## Stated task
Find the string "breasts" in the entries and copy each line that has it.

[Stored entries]
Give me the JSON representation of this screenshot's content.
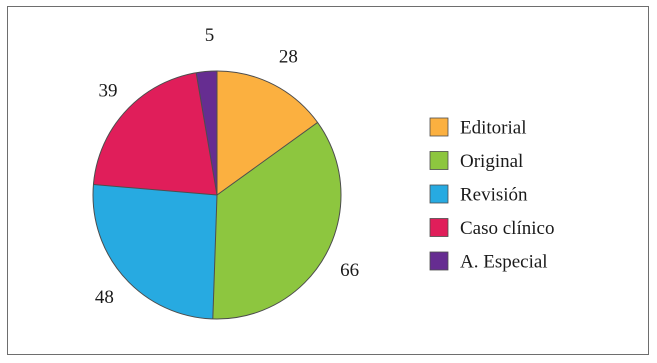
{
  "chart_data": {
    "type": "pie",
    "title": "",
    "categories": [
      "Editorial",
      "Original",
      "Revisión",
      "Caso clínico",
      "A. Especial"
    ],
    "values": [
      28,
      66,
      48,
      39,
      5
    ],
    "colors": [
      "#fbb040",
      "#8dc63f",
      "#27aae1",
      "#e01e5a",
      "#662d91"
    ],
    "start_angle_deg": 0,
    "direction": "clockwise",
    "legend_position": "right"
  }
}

...

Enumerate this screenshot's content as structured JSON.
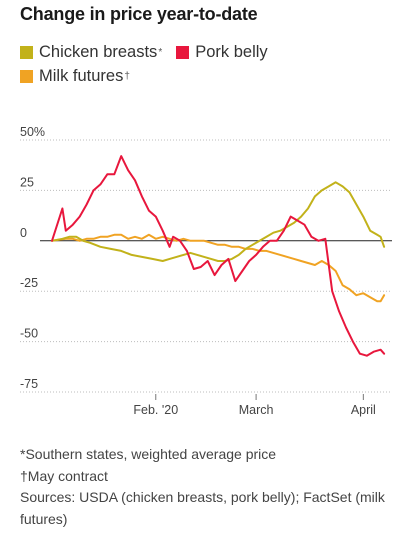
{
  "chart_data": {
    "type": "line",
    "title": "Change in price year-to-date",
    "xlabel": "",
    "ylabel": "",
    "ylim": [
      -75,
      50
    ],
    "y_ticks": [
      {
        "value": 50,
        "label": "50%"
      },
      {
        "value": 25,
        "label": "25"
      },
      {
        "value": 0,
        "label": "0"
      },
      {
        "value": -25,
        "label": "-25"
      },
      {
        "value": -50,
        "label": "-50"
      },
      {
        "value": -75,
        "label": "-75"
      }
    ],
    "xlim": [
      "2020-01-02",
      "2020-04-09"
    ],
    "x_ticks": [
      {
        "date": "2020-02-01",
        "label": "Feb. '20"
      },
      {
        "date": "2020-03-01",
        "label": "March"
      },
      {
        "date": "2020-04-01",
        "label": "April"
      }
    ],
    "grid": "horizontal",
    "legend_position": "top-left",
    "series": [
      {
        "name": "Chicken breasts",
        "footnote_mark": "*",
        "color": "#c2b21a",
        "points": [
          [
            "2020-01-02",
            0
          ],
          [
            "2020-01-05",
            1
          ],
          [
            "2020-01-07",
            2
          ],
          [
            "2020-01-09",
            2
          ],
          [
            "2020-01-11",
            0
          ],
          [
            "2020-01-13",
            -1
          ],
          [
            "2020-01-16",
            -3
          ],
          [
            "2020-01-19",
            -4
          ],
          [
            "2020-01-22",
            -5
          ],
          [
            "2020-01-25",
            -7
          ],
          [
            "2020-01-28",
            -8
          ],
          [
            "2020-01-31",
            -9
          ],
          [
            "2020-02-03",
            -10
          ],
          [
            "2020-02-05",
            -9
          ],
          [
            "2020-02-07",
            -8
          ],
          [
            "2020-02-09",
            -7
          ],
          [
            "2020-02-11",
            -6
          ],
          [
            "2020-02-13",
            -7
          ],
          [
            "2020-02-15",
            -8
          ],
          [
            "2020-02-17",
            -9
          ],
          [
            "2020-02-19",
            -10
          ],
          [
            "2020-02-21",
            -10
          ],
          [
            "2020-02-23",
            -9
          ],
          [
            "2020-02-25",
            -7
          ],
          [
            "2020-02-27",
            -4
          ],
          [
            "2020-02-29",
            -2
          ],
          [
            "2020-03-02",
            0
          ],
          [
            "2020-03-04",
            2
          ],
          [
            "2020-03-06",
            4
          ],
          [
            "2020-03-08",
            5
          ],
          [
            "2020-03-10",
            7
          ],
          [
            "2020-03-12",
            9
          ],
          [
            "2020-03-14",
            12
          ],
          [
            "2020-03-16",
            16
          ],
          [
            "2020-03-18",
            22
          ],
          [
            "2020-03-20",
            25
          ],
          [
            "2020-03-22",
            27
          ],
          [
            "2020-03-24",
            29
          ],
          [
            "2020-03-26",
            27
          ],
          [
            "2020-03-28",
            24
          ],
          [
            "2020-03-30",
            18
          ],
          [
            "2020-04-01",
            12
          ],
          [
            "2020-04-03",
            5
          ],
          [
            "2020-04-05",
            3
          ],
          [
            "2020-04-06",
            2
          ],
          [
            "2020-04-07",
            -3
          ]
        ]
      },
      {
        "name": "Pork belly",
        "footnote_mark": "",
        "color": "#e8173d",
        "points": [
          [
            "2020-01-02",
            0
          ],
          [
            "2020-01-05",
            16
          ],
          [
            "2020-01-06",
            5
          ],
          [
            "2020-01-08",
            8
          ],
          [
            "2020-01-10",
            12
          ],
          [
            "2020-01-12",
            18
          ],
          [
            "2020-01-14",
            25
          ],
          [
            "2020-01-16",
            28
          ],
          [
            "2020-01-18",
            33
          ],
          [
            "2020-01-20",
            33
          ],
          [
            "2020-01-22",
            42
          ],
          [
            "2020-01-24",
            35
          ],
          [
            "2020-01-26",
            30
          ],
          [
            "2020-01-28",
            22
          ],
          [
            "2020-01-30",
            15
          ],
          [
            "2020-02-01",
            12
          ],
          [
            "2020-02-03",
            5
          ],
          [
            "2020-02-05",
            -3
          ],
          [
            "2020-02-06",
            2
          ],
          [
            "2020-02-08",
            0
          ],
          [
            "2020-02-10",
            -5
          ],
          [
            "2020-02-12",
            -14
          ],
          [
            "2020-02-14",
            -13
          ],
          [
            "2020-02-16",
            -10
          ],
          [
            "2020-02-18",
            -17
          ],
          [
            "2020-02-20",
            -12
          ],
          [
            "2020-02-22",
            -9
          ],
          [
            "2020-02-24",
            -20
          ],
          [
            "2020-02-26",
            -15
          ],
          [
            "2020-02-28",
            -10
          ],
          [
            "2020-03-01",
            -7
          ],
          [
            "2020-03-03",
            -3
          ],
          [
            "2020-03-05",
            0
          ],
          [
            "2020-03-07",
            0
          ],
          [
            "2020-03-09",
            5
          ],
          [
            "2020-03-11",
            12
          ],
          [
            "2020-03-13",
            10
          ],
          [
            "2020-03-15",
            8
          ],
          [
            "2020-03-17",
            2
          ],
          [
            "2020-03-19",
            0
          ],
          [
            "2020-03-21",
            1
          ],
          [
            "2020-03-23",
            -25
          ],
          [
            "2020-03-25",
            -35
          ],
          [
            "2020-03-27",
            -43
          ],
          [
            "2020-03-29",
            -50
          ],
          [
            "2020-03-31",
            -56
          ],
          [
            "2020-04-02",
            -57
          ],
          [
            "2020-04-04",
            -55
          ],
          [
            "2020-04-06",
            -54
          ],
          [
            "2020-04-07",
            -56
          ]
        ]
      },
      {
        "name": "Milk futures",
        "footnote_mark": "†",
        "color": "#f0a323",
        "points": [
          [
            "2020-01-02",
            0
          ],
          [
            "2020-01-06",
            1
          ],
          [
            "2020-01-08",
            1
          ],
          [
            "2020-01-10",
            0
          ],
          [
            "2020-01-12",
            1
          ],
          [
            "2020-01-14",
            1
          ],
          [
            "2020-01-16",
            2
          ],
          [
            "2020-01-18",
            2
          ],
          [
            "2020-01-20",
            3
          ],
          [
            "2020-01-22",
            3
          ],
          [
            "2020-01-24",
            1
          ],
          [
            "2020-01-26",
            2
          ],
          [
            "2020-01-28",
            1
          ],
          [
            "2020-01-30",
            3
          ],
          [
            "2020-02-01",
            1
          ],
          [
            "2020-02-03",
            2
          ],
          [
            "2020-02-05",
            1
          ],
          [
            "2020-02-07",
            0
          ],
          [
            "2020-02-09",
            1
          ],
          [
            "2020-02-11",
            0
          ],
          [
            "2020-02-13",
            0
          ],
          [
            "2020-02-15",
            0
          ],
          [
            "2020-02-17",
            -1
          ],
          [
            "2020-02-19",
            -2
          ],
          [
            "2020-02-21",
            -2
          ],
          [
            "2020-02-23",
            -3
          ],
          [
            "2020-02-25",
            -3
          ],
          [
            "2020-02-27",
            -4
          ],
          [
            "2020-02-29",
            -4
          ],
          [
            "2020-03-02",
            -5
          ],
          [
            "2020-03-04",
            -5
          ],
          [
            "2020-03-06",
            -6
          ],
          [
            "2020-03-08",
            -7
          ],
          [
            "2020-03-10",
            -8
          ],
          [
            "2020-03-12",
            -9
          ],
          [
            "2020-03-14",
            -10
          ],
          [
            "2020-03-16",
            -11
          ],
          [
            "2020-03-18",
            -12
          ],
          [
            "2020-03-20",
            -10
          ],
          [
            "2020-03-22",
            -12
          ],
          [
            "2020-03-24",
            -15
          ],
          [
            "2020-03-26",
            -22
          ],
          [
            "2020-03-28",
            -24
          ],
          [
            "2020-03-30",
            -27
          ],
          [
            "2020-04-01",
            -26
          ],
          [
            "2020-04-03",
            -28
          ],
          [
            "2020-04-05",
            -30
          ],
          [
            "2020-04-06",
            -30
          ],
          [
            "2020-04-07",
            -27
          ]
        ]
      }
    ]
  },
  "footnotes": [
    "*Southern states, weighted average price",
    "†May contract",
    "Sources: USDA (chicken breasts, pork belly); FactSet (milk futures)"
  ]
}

--

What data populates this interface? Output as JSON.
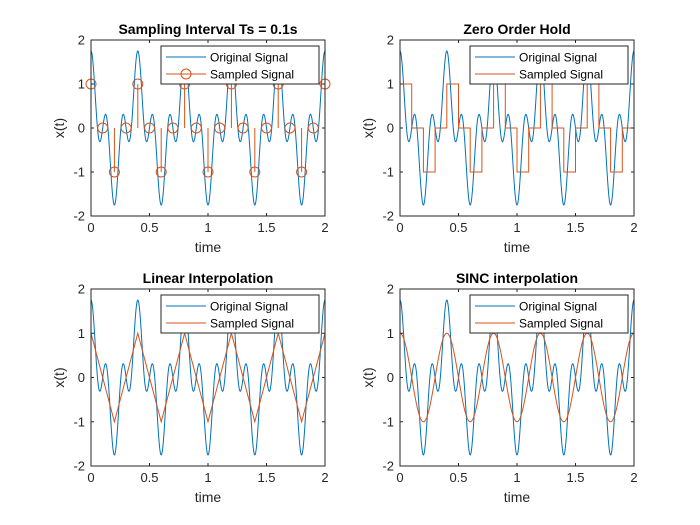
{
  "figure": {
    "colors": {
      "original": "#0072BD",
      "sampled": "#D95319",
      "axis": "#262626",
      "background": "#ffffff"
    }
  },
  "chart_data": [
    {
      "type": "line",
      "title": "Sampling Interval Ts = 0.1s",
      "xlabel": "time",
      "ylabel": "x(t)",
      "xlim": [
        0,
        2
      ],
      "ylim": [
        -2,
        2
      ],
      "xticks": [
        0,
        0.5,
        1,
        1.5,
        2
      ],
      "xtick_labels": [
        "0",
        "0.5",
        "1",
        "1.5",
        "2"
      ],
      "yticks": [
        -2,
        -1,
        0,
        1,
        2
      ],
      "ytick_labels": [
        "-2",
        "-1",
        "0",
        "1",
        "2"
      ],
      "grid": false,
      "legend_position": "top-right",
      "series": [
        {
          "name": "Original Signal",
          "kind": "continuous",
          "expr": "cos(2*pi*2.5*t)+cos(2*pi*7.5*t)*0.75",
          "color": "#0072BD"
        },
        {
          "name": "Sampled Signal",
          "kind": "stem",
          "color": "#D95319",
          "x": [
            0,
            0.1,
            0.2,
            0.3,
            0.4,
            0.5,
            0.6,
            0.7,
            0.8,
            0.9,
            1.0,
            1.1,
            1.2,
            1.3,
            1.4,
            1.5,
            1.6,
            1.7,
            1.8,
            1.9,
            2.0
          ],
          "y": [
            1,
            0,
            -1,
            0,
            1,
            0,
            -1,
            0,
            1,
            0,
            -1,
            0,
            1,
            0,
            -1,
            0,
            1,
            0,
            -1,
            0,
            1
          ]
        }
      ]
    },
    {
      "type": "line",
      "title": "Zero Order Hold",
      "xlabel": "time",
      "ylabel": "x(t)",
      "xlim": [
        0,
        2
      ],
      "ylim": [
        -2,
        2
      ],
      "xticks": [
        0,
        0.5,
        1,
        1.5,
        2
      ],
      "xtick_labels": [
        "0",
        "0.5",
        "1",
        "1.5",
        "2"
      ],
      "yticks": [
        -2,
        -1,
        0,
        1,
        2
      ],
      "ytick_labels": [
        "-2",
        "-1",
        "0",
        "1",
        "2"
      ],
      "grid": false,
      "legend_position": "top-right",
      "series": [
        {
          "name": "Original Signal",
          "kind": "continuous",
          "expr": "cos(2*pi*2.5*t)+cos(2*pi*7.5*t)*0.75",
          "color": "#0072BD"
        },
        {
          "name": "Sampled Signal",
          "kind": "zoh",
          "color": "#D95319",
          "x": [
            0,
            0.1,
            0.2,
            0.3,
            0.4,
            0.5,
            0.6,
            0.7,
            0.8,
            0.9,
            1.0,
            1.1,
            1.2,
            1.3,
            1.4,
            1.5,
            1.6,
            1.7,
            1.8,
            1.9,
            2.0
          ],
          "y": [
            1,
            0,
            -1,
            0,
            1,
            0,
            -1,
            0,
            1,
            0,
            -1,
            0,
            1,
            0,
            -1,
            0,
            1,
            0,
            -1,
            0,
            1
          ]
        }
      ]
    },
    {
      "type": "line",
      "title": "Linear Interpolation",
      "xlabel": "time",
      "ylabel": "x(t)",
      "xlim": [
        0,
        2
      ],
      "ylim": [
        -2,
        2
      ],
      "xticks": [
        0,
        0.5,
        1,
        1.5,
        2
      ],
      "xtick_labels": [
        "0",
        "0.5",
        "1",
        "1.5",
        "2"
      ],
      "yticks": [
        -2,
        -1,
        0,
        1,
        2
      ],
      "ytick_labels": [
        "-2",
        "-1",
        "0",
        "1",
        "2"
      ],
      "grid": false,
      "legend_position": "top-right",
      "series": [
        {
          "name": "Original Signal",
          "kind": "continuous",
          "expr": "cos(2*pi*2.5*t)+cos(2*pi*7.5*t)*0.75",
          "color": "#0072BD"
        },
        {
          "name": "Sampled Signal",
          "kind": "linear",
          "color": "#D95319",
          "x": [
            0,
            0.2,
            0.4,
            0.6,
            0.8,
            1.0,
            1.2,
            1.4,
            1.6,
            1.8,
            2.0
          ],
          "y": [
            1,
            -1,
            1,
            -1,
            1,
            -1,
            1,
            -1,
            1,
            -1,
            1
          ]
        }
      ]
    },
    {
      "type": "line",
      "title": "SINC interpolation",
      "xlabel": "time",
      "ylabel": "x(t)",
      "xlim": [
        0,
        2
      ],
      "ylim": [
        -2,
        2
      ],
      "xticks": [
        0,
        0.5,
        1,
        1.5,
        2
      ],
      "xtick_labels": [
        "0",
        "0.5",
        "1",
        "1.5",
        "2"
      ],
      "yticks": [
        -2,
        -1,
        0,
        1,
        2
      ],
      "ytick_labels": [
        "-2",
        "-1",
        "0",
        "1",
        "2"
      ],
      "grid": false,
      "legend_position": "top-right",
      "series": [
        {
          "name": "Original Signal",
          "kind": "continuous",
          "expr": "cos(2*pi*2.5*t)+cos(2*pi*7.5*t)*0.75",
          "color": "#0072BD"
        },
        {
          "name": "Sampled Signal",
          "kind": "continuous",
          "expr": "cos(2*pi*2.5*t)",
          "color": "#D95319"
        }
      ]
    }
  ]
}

## Written solution
        "name": "Chicken breasts",
    "Sources: USDA (chicken breasts, pork belly); FactSet (milk futures)"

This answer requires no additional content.